Exercise objective
Please transcribe the records precisely; pictures stay out of your copy.

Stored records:
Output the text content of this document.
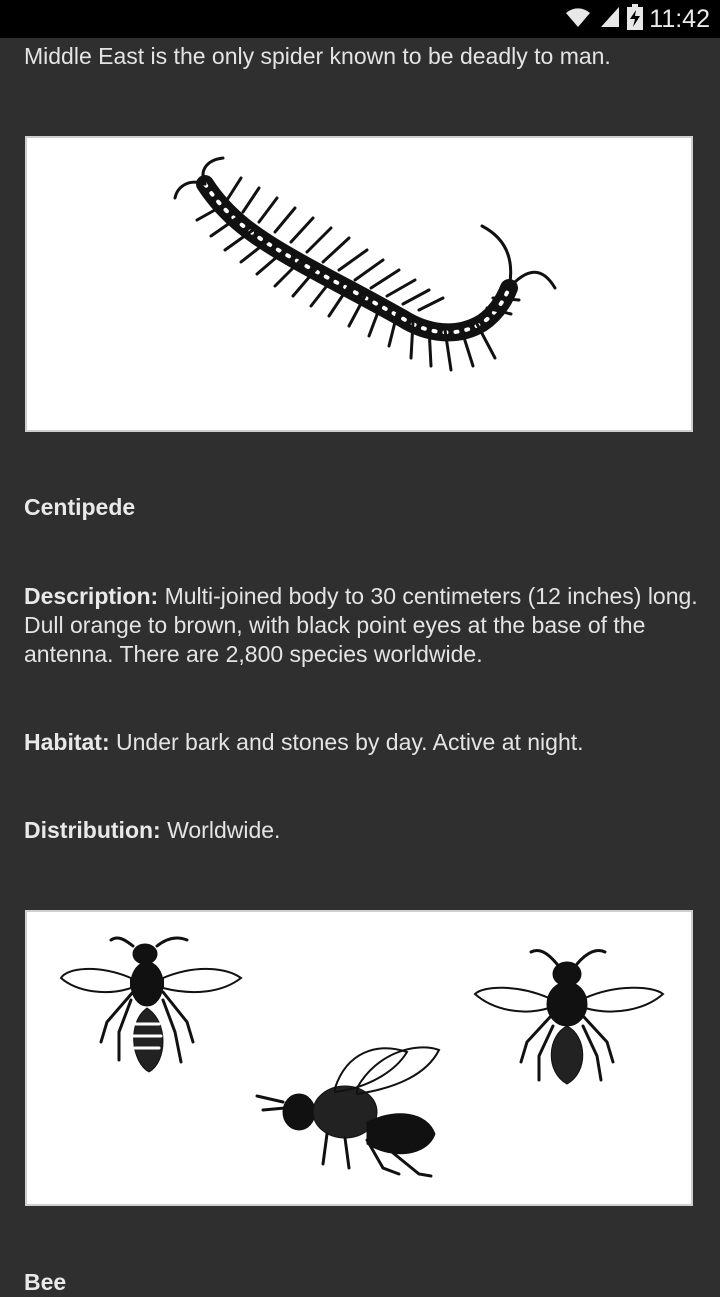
Middle East is the only spider known to be deadly to man.
Centipede
Description: Multi-joined body to 30 centimeters (12 inches) long. Dull orange to brown, with black point eyes at the base of the antenna. There are 2,800 species worldwide.
Habitat: Under bark and stones by day. Active at night.
Distribution: Worldwide.
Bee
11:42
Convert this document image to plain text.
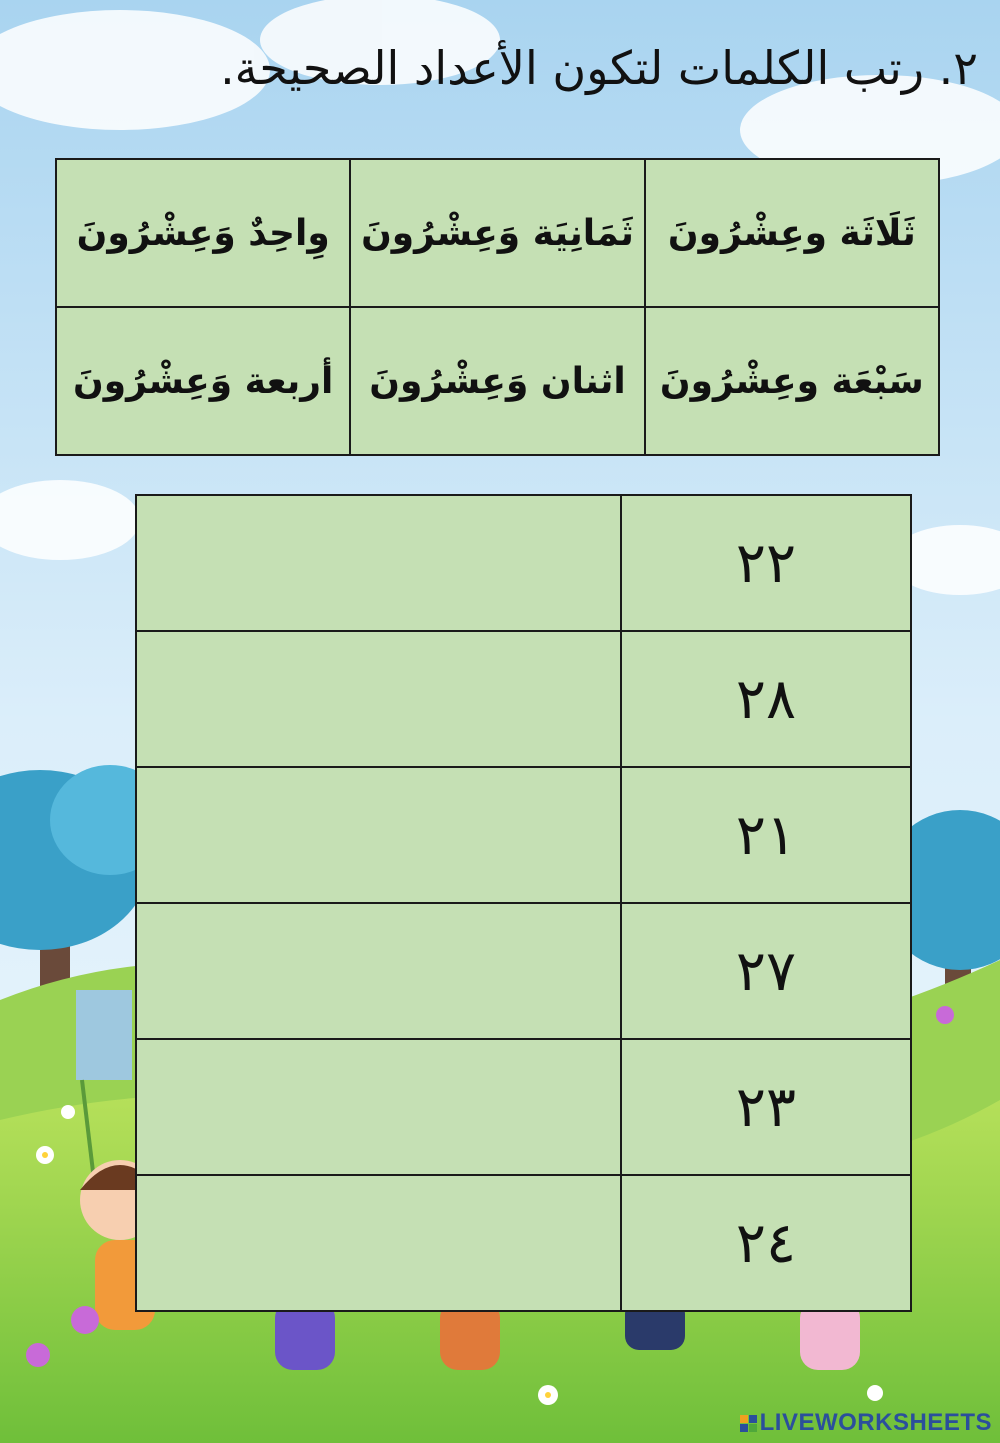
٢. رتب الكلمات لتكون الأعداد الصحيحة.
ثَلَاثَة وعِشْرُونَ	ثَمَانِيَة وَعِشْرُونَ	وِاحِدٌ وَعِشْرُونَ
سَبْعَة وعِشْرُونَ	اثنان وَعِشْرُونَ	أربعة وَعِشْرُونَ
٢٢	
٢٨	
٢١	
٢٧	
٢٣	
٢٤	
LIVEWORKSHEETS
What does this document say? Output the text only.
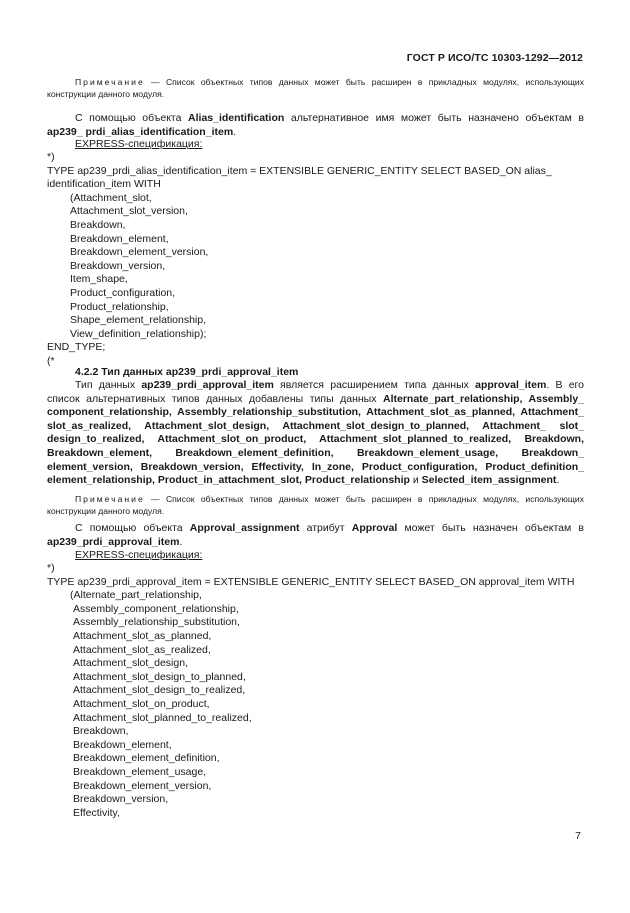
ГОСТ Р ИСО/ТС 10303-1292—2012
Примечание — Список объектных типов данных может быть расширен в прикладных модулях, использующих конструкции данного модуля.
С помощью объекта Alias_identification альтернативное имя может быть назначено объектам в ap239_ prdi_alias_identification_item.
EXPRESS-спецификация:
*)
TYPE ap239_prdi_alias_identification_item = EXTENSIBLE GENERIC_ENTITY SELECT BASED_ON alias_
identification_item WITH
(Attachment_slot,
Attachment_slot_version,
Breakdown,
Breakdown_element,
Breakdown_element_version,
Breakdown_version,
Item_shape,
Product_configuration,
Product_relationship,
Shape_element_relationship,
View_definition_relationship);
END_TYPE;
(*
4.2.2 Тип данных ap239_prdi_approval_item
Тип данных ap239_prdi_approval_item является расширением типа данных approval_item. В его список альтернативных типов данных добавлены типы данных Alternate_part_relationship, Assembly_ component_relationship, Assembly_relationship_substitution, Attachment_slot_as_planned, Attachment_ slot_as_realized, Attachment_slot_design, Attachment_slot_design_to_planned, Attachment_ slot_ design_to_realized, Attachment_slot_on_product, Attachment_slot_planned_to_realized, Breakdown, Breakdown_element, Breakdown_element_definition, Breakdown_element_usage, Breakdown_ element_version, Breakdown_version, Effectivity, In_zone, Product_configuration, Product_definition_ element_relationship, Product_in_attachment_slot, Product_relationship и Selected_item_assignment.
Примечание — Список объектных типов данных может быть расширен в прикладных модулях, использующих конструкции данного модуля.
С помощью объекта Approval_assignment атрибут Approval может быть назначен объектам в ap239_prdi_approval_item.
EXPRESS-спецификация:
*)
TYPE ap239_prdi_approval_item = EXTENSIBLE GENERIC_ENTITY SELECT BASED_ON approval_item WITH
(Alternate_part_relationship,
Assembly_component_relationship,
Assembly_relationship_substitution,
Attachment_slot_as_planned,
Attachment_slot_as_realized,
Attachment_slot_design,
Attachment_slot_design_to_planned,
Attachment_slot_design_to_realized,
Attachment_slot_on_product,
Attachment_slot_planned_to_realized,
Breakdown,
Breakdown_element,
Breakdown_element_definition,
Breakdown_element_usage,
Breakdown_element_version,
Breakdown_version,
Effectivity,
7
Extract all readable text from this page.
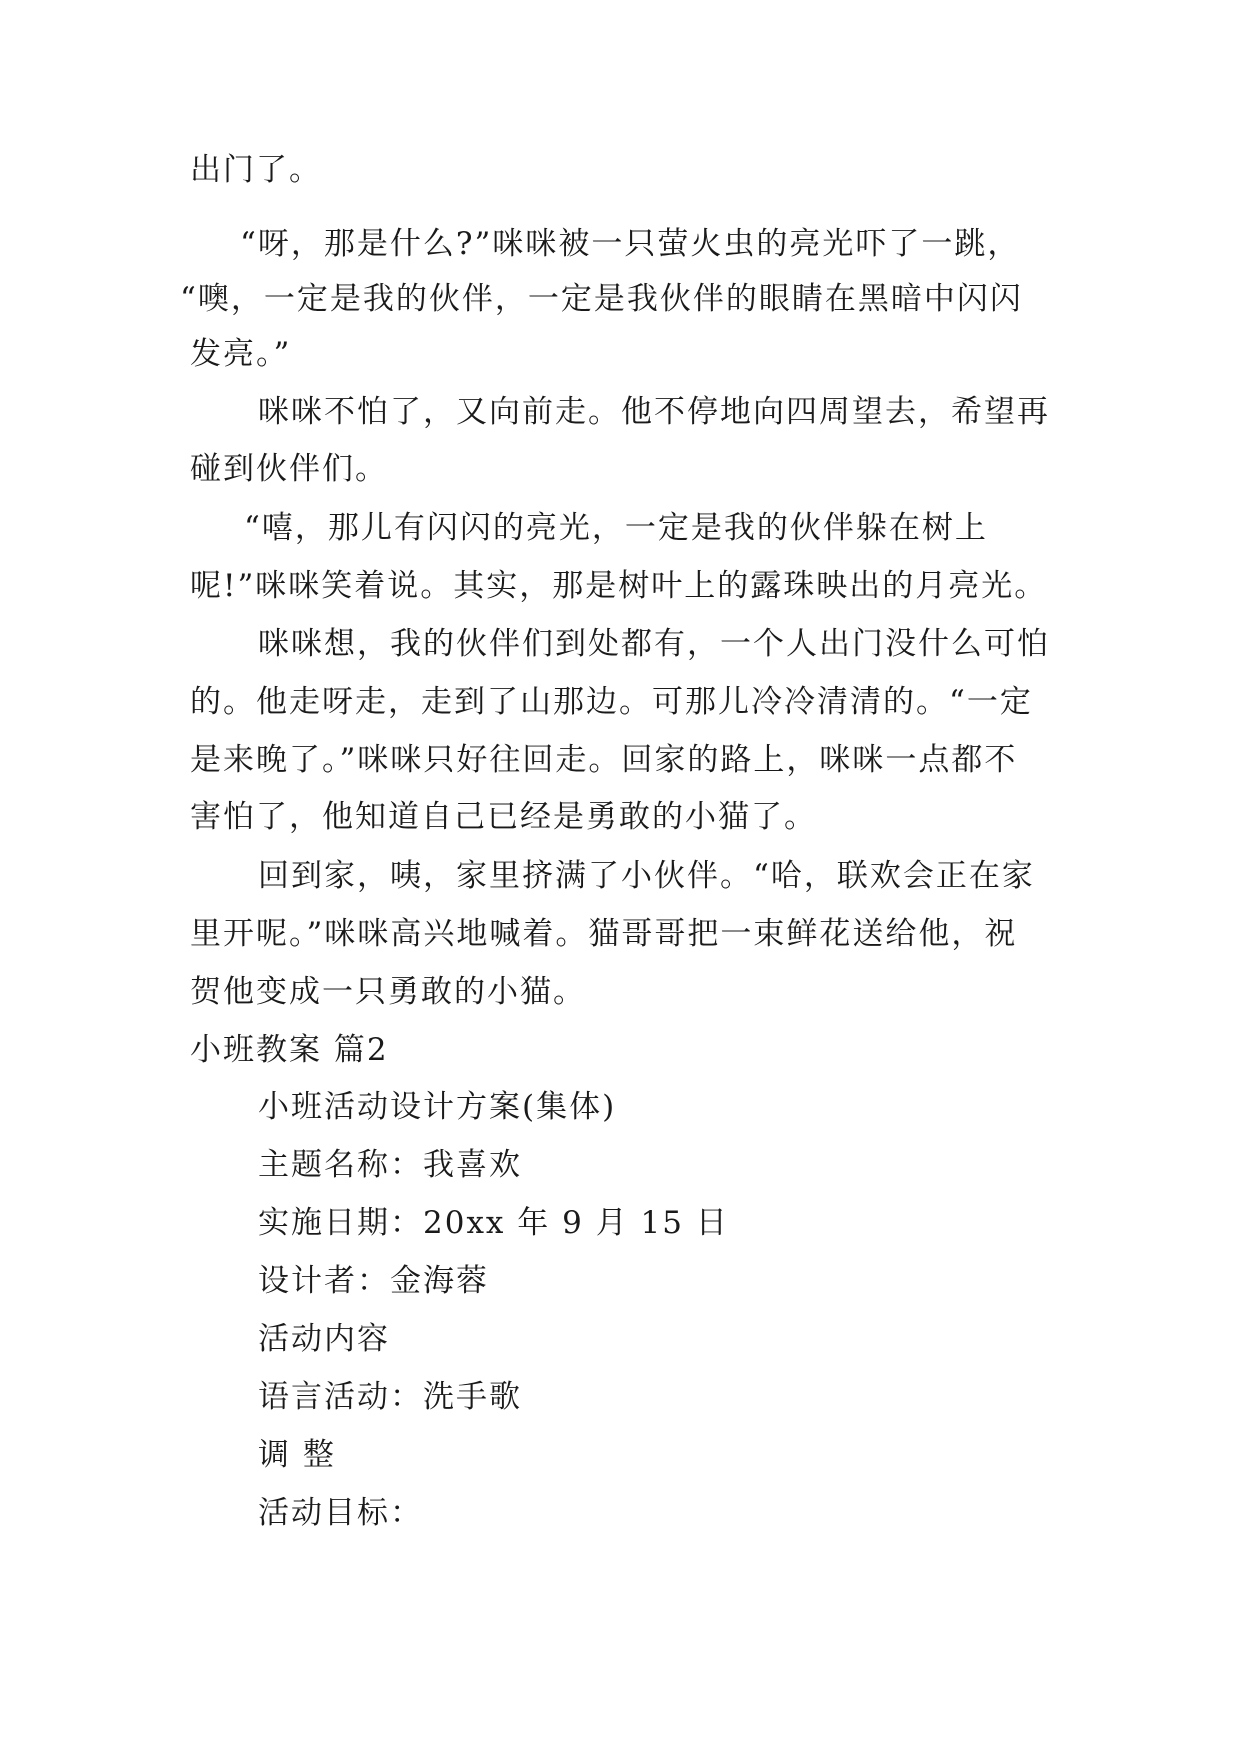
出门了。
“呀，那是什么?”咪咪被一只萤火虫的亮光吓了一跳，
“噢，一定是我的伙伴，一定是我伙伴的眼睛在黑暗中闪闪
发亮。”
咪咪不怕了，又向前走。他不停地向四周望去，希望再
碰到伙伴们。
“嘻，那儿有闪闪的亮光，一定是我的伙伴躲在树上
呢!”咪咪笑着说。其实，那是树叶上的露珠映出的月亮光。
咪咪想，我的伙伴们到处都有，一个人出门没什么可怕
的。他走呀走，走到了山那边。可那儿冷冷清清的。“一定
是来晚了。”咪咪只好往回走。回家的路上，咪咪一点都不
害怕了，他知道自己已经是勇敢的小猫了。
回到家，咦，家里挤满了小伙伴。“哈，联欢会正在家
里开呢。”咪咪高兴地喊着。猫哥哥把一束鲜花送给他，祝
贺他变成一只勇敢的小猫。
小班教案 篇2
小班活动设计方案(集体)
主题名称：我喜欢
实施日期：20xx 年 9 月 15 日
设计者：金海蓉
活动内容
语言活动：洗手歌
调 整
活动目标：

Output of the task
Output the text content of this document.
Middle East is the only spider known to be deadly to man.
Centipede
Description: Multi-joined body to 30 centimeters (12 inches) long. Dull orange to brown, with black point eyes at the base of the antenna. There are 2,800 species worldwide.
Habitat: Under bark and stones by day. Active at night.
Distribution: Worldwide.
Bee
11:42
Convert this document image to plain text.
٢. رتب الكلمات لتكون الأعداد الصحيحة.
ثَلَاثَة وعِشْرُونَ	ثَمَانِيَة وَعِشْرُونَ	وِاحِدٌ وَعِشْرُونَ
سَبْعَة وعِشْرُونَ	اثنان وَعِشْرُونَ	أربعة وَعِشْرُونَ
٢٢	
٢٨	
٢١	
٢٧	
٢٣	
٢٤	
LIVEWORKSHEETS
What does this document say? Output the text only.
ГОСТ Р ИСО/ТС 10303-1292—2012
Примечание — Список объектных типов данных может быть расширен в прикладных модулях, использующих конструкции данного модуля.
С помощью объекта Alias_identification альтернативное имя может быть назначено объектам в ap239_ prdi_alias_identification_item.
EXPRESS-спецификация:
*)
TYPE ap239_prdi_alias_identification_item = EXTENSIBLE GENERIC_ENTITY SELECT BASED_ON alias_
identification_item WITH
(Attachment_slot,
Attachment_slot_version,
Breakdown,
Breakdown_element,
Breakdown_element_version,
Breakdown_version,
Item_shape,
Product_configuration,
Product_relationship,
Shape_element_relationship,
View_definition_relationship);
END_TYPE;
(*
4.2.2 Тип данных ap239_prdi_approval_item
Тип данных ap239_prdi_approval_item является расширением типа данных approval_item. В его список альтернативных типов данных добавлены типы данных Alternate_part_relationship, Assembly_ component_relationship, Assembly_relationship_substitution, Attachment_slot_as_planned, Attachment_ slot_as_realized, Attachment_slot_design, Attachment_slot_design_to_planned, Attachment_ slot_ design_to_realized, Attachment_slot_on_product, Attachment_slot_planned_to_realized, Breakdown, Breakdown_element, Breakdown_element_definition, Breakdown_element_usage, Breakdown_ element_version, Breakdown_version, Effectivity, In_zone, Product_configuration, Product_definition_ element_relationship, Product_in_attachment_slot, Product_relationship и Selected_item_assignment.
Примечание — Список объектных типов данных может быть расширен в прикладных модулях, использующих конструкции данного модуля.
С помощью объекта Approval_assignment атрибут Approval может быть назначен объектам в ap239_prdi_approval_item.
EXPRESS-спецификация:
*)
TYPE ap239_prdi_approval_item = EXTENSIBLE GENERIC_ENTITY SELECT BASED_ON approval_item WITH
(Alternate_part_relationship,
Assembly_component_relationship,
Assembly_relationship_substitution,
Attachment_slot_as_planned,
Attachment_slot_as_realized,
Attachment_slot_design,
Attachment_slot_design_to_planned,
Attachment_slot_design_to_realized,
Attachment_slot_on_product,
Attachment_slot_planned_to_realized,
Breakdown,
Breakdown_element,
Breakdown_element_definition,
Breakdown_element_usage,
Breakdown_element_version,
Breakdown_version,
Effectivity,
7
Extract all readable text from this page.
出门了。
“呀，那是什么?”咪咪被一只萤火虫的亮光吓了一跳，
“噢，一定是我的伙伴，一定是我伙伴的眼睛在黑暗中闪闪
发亮。”
咪咪不怕了，又向前走。他不停地向四周望去，希望再
碰到伙伴们。
“嘻，那儿有闪闪的亮光，一定是我的伙伴躲在树上
呢!”咪咪笑着说。其实，那是树叶上的露珠映出的月亮光。
咪咪想，我的伙伴们到处都有，一个人出门没什么可怕
的。他走呀走，走到了山那边。可那儿冷冷清清的。“一定
是来晚了。”咪咪只好往回走。回家的路上，咪咪一点都不
害怕了，他知道自己已经是勇敢的小猫了。
回到家，咦，家里挤满了小伙伴。“哈，联欢会正在家
里开呢。”咪咪高兴地喊着。猫哥哥把一束鲜花送给他，祝
贺他变成一只勇敢的小猫。
小班教案 篇2
小班活动设计方案(集体)
主题名称：我喜欢
实施日期：20xx 年 9 月 15 日
设计者：金海蓉
活动内容
语言活动：洗手歌
调 整
活动目标：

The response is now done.